Read the material below and count the lines holding the string "葫芦岛渤船重工工贸总公司铁路维修厂机器". Give that count with nothing added.

-- start Available records --

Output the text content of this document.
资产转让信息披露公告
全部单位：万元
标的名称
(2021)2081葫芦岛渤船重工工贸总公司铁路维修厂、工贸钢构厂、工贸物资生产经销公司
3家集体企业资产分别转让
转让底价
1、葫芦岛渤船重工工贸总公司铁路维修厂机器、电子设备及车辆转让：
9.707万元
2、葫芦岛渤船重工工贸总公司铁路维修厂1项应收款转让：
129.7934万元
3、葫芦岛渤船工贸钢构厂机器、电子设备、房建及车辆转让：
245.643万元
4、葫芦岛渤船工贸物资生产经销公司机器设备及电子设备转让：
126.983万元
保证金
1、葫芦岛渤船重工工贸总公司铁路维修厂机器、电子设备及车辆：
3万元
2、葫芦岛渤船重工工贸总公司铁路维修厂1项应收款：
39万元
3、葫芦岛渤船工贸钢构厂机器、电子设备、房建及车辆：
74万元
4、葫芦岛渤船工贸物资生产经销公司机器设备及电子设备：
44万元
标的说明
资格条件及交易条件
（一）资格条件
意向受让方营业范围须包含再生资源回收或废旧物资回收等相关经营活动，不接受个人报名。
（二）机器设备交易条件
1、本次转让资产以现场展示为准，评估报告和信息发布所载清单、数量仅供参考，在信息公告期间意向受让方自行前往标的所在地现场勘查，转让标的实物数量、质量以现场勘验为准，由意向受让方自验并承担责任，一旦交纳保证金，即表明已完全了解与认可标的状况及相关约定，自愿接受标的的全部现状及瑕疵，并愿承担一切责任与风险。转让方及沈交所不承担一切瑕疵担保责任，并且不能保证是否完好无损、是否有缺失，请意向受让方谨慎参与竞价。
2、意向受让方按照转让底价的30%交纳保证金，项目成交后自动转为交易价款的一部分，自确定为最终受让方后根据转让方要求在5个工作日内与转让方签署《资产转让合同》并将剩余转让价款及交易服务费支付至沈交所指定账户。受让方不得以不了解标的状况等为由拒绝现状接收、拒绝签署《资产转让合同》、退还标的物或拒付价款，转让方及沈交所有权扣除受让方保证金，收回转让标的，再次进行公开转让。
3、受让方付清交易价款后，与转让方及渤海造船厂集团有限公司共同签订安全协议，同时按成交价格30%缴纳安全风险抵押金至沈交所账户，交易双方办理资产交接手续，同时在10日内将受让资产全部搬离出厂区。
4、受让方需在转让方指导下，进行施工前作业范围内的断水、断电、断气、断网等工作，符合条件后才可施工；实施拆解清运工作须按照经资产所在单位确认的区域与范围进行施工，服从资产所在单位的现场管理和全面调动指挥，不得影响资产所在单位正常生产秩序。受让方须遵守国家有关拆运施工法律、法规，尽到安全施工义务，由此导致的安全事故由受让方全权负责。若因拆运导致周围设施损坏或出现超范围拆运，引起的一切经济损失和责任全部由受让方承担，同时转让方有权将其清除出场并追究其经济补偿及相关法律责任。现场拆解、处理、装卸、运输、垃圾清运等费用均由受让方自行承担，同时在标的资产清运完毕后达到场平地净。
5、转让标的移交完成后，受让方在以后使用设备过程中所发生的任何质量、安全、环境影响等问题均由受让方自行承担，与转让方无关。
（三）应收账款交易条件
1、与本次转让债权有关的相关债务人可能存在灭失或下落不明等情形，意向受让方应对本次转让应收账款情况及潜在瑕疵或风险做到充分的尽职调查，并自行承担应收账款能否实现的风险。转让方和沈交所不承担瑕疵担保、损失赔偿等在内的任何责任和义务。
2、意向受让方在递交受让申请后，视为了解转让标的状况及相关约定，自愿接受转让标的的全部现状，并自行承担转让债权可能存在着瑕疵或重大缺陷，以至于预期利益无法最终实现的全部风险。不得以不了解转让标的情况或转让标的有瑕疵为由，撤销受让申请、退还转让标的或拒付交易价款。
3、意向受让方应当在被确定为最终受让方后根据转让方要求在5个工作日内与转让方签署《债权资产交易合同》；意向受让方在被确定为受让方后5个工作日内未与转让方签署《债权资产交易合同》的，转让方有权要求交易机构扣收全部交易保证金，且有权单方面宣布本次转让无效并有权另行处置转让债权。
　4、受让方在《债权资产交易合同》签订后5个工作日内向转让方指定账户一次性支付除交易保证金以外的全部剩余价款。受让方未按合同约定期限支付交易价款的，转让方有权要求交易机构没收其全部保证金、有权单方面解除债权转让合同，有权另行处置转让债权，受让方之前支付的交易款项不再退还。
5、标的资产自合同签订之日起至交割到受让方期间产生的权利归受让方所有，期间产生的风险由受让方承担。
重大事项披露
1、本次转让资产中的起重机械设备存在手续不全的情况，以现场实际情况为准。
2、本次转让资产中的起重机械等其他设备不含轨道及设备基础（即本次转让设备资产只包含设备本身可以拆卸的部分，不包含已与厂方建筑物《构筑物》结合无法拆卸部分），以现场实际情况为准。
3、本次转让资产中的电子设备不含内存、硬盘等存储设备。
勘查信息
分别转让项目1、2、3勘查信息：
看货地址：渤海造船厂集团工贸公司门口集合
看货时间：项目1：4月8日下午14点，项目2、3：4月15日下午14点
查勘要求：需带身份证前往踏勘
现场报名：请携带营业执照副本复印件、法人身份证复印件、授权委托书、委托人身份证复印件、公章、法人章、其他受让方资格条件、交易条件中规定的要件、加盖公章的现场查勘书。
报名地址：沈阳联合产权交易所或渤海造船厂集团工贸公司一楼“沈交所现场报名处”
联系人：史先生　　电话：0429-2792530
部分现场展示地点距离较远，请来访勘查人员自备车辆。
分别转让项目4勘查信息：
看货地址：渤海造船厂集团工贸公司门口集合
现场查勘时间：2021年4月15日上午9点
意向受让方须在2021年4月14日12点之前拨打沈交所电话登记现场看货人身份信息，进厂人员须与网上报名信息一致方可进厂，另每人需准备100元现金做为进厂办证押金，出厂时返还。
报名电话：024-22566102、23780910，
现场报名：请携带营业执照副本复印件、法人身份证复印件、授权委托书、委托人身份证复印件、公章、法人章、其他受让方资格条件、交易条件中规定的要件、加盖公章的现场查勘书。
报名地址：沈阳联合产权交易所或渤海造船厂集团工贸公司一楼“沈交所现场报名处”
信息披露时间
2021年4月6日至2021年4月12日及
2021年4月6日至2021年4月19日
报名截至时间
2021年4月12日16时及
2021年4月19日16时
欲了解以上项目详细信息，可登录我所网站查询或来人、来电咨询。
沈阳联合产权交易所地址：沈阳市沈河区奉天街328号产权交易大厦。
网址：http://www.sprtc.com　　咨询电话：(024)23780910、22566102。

-- end Available records --

Solution below: 2